↓↓↓

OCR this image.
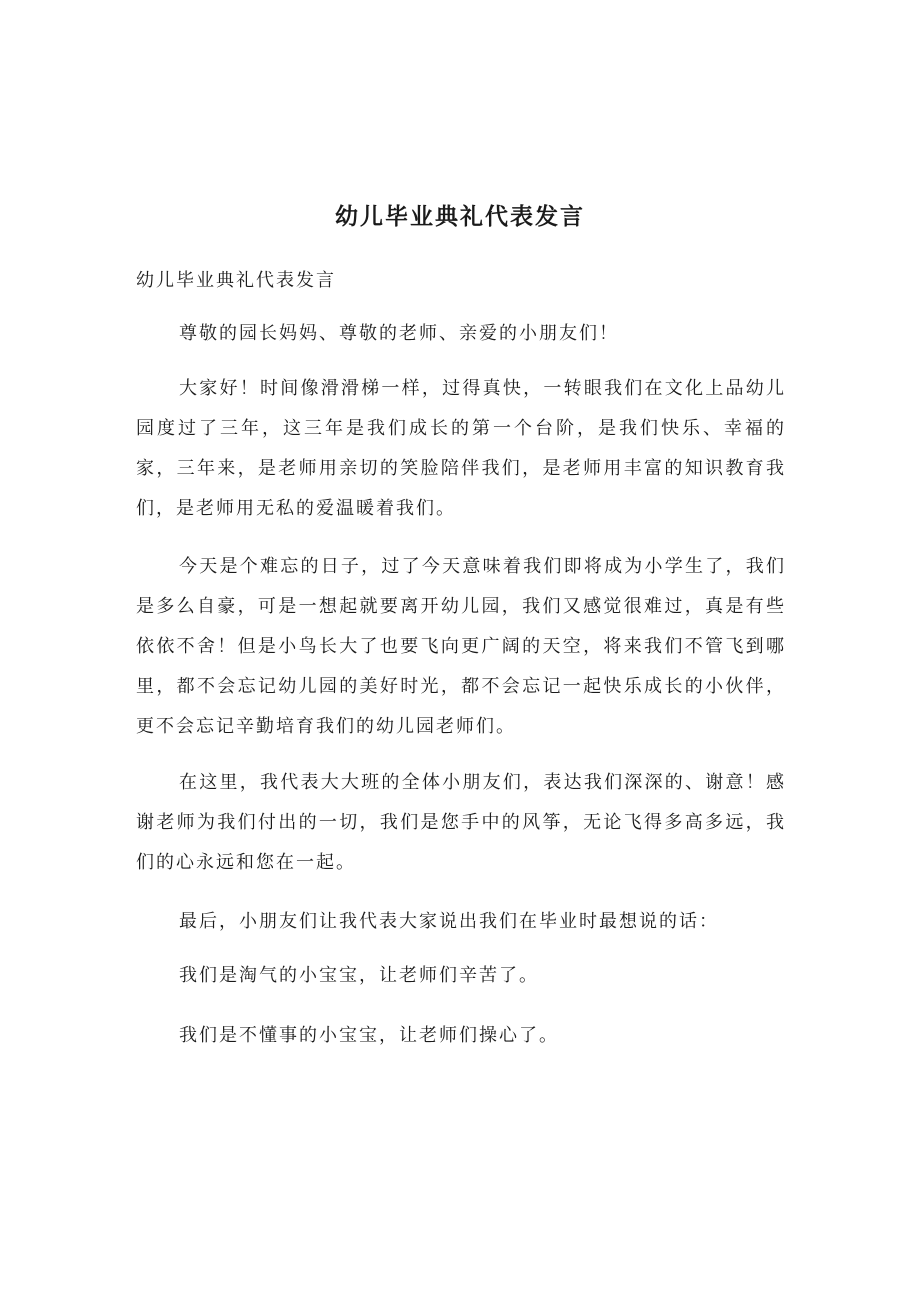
幼儿毕业典礼代表发言

幼儿毕业典礼代表发言

尊敬的园长妈妈、尊敬的老师、亲爱的小朋友们！

大家好！时间像滑滑梯一样，过得真快，一转眼我们在文化上品幼儿园度过了三年，这三年是我们成长的第一个台阶，是我们快乐、幸福的家，三年来，是老师用亲切的笑脸陪伴我们，是老师用丰富的知识教育我们，是老师用无私的爱温暖着我们。

今天是个难忘的日子，过了今天意味着我们即将成为小学生了，我们是多么自豪，可是一想起就要离开幼儿园，我们又感觉很难过，真是有些依依不舍！但是小鸟长大了也要飞向更广阔的天空，将来我们不管飞到哪里，都不会忘记幼儿园的美好时光，都不会忘记一起快乐成长的小伙伴，更不会忘记辛勤培育我们的幼儿园老师们。

在这里，我代表大大班的全体小朋友们，表达我们深深的、谢意！感谢老师为我们付出的一切，我们是您手中的风筝，无论飞得多高多远，我们的心永远和您在一起。

最后，小朋友们让我代表大家说出我们在毕业时最想说的话：

我们是淘气的小宝宝，让老师们辛苦了。

我们是不懂事的小宝宝，让老师们操心了。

↑↑↑

WHAT THIS TASK INVOLVES:
Restate the data above word for word. Do not include the images.

CORRECT ANSWER:
OCR this image.
幼儿毕业典礼代表发言

幼儿毕业典礼代表发言

尊敬的园长妈妈、尊敬的老师、亲爱的小朋友们！

大家好！时间像滑滑梯一样，过得真快，一转眼我们在文化上品幼儿园度过了三年，这三年是我们成长的第一个台阶，是我们快乐、幸福的家，三年来，是老师用亲切的笑脸陪伴我们，是老师用丰富的知识教育我们，是老师用无私的爱温暖着我们。

今天是个难忘的日子，过了今天意味着我们即将成为小学生了，我们是多么自豪，可是一想起就要离开幼儿园，我们又感觉很难过，真是有些依依不舍！但是小鸟长大了也要飞向更广阔的天空，将来我们不管飞到哪里，都不会忘记幼儿园的美好时光，都不会忘记一起快乐成长的小伙伴，更不会忘记辛勤培育我们的幼儿园老师们。

在这里，我代表大大班的全体小朋友们，表达我们深深的、谢意！感谢老师为我们付出的一切，我们是您手中的风筝，无论飞得多高多远，我们的心永远和您在一起。

最后，小朋友们让我代表大家说出我们在毕业时最想说的话：

我们是淘气的小宝宝，让老师们辛苦了。

我们是不懂事的小宝宝，让老师们操心了。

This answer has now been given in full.